Start of Material for this exercise
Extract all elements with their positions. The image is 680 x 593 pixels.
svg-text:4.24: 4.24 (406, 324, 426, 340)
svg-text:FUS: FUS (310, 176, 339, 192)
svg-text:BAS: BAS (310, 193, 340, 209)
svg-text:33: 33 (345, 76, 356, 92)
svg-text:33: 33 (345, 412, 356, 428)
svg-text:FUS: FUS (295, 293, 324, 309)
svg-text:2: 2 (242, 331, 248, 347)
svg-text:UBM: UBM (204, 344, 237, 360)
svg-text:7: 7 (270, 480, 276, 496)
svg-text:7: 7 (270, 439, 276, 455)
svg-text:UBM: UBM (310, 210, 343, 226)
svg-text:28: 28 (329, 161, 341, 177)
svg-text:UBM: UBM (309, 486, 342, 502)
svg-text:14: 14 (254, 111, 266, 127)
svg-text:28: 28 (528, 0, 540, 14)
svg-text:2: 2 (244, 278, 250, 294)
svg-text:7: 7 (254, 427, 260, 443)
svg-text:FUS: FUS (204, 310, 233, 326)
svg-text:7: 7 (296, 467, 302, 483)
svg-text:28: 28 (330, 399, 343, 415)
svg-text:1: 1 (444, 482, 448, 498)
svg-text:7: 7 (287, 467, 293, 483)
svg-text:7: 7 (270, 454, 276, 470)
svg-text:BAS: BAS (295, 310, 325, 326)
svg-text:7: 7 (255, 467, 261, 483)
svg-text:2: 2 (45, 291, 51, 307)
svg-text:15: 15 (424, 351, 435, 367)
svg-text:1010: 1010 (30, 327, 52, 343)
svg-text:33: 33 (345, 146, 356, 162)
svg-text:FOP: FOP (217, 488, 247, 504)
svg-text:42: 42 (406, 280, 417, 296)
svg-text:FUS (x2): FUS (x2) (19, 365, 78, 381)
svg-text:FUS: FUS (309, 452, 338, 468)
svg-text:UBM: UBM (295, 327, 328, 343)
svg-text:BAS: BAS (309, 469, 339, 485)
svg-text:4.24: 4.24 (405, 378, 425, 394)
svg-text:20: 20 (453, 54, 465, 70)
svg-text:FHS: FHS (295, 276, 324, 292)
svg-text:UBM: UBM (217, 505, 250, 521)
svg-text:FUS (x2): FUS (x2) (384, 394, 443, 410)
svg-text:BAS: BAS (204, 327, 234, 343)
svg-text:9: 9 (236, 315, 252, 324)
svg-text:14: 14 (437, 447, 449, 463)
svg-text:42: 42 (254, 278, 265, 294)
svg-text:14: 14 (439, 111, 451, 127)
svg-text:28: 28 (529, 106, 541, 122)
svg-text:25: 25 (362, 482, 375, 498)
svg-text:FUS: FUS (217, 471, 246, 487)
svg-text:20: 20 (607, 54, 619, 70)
End of Material for this exercise
Retype every line of the records above without changing anything.

The response =
Extract all elements with their positions. The image is 680 x 593 pixels.
svg-text:4.24: 4.24 (406, 324, 426, 340)
svg-text:FUS: FUS (310, 176, 339, 192)
svg-text:BAS: BAS (310, 193, 340, 209)
svg-text:33: 33 (345, 76, 356, 92)
svg-text:33: 33 (345, 412, 356, 428)
svg-text:FUS: FUS (295, 293, 324, 309)
svg-text:2: 2 (242, 331, 248, 347)
svg-text:UBM: UBM (204, 344, 237, 360)
svg-text:7: 7 (270, 480, 276, 496)
svg-text:7: 7 (270, 439, 276, 455)
svg-text:UBM: UBM (310, 210, 343, 226)
svg-text:28: 28 (329, 161, 341, 177)
svg-text:UBM: UBM (309, 486, 342, 502)
svg-text:14: 14 (254, 111, 266, 127)
svg-text:28: 28 (528, 0, 540, 14)
svg-text:2: 2 (244, 278, 250, 294)
svg-text:7: 7 (254, 427, 260, 443)
svg-text:FUS: FUS (204, 310, 233, 326)
svg-text:7: 7 (296, 467, 302, 483)
svg-text:28: 28 (330, 399, 343, 415)
svg-text:1: 1 (444, 482, 448, 498)
svg-text:7: 7 (287, 467, 293, 483)
svg-text:7: 7 (270, 454, 276, 470)
svg-text:BAS: BAS (295, 310, 325, 326)
svg-text:7: 7 (255, 467, 261, 483)
svg-text:2: 2 (45, 291, 51, 307)
svg-text:15: 15 (424, 351, 435, 367)
svg-text:1010: 1010 (30, 327, 52, 343)
svg-text:33: 33 (345, 146, 356, 162)
svg-text:FOP: FOP (217, 488, 247, 504)
svg-text:42: 42 (406, 280, 417, 296)
svg-text:FUS (x2): FUS (x2) (19, 365, 78, 381)
svg-text:FUS: FUS (309, 452, 338, 468)
svg-text:UBM: UBM (295, 327, 328, 343)
svg-text:BAS: BAS (309, 469, 339, 485)
svg-text:4.24: 4.24 (405, 378, 425, 394)
svg-text:20: 20 (453, 54, 465, 70)
svg-text:FHS: FHS (295, 276, 324, 292)
svg-text:UBM: UBM (217, 505, 250, 521)
svg-text:FUS (x2): FUS (x2) (384, 394, 443, 410)
svg-text:BAS: BAS (204, 327, 234, 343)
svg-text:9: 9 (236, 315, 252, 324)
svg-text:14: 14 (437, 447, 449, 463)
svg-text:42: 42 (254, 278, 265, 294)
svg-text:14: 14 (439, 111, 451, 127)
svg-text:28: 28 (529, 106, 541, 122)
svg-text:25: 25 (362, 482, 375, 498)
svg-text:FUS: FUS (217, 471, 246, 487)
svg-text:20: 20 (607, 54, 619, 70)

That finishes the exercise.